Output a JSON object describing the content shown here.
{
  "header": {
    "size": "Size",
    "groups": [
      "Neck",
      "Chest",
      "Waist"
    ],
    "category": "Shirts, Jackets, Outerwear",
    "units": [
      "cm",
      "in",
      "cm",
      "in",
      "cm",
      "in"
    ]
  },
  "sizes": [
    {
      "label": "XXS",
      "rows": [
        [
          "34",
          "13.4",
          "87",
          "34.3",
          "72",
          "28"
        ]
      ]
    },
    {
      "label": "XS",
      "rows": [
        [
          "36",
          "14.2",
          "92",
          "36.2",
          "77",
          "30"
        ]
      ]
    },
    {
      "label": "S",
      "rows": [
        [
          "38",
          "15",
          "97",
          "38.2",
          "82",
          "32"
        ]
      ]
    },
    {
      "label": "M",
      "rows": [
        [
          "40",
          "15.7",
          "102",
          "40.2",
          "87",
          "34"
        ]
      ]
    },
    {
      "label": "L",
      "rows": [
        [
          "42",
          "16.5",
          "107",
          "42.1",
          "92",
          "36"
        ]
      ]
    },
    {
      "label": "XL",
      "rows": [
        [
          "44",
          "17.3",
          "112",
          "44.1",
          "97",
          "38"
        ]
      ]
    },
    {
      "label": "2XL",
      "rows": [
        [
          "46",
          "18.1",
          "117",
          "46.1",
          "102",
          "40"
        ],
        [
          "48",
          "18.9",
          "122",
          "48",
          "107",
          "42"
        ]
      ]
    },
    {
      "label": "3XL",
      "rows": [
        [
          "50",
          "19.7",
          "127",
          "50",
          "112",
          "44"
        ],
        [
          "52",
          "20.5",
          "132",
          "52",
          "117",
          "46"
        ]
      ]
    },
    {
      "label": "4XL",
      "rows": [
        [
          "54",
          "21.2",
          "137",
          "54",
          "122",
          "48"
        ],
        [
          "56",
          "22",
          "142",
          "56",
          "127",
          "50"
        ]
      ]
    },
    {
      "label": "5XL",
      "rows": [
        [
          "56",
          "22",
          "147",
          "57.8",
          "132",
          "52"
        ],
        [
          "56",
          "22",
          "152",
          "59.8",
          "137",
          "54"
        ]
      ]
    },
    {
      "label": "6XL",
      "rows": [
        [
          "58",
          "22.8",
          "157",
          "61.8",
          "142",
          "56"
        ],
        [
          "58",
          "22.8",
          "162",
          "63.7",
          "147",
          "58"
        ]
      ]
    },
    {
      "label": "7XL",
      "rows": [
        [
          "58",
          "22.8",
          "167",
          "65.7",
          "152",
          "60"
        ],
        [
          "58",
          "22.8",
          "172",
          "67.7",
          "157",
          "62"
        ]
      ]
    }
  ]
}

##########

• **Exercise goal**
Lines containing the word "label" are to be counted in the listing; state their number alone.

• **Exercise answer**
12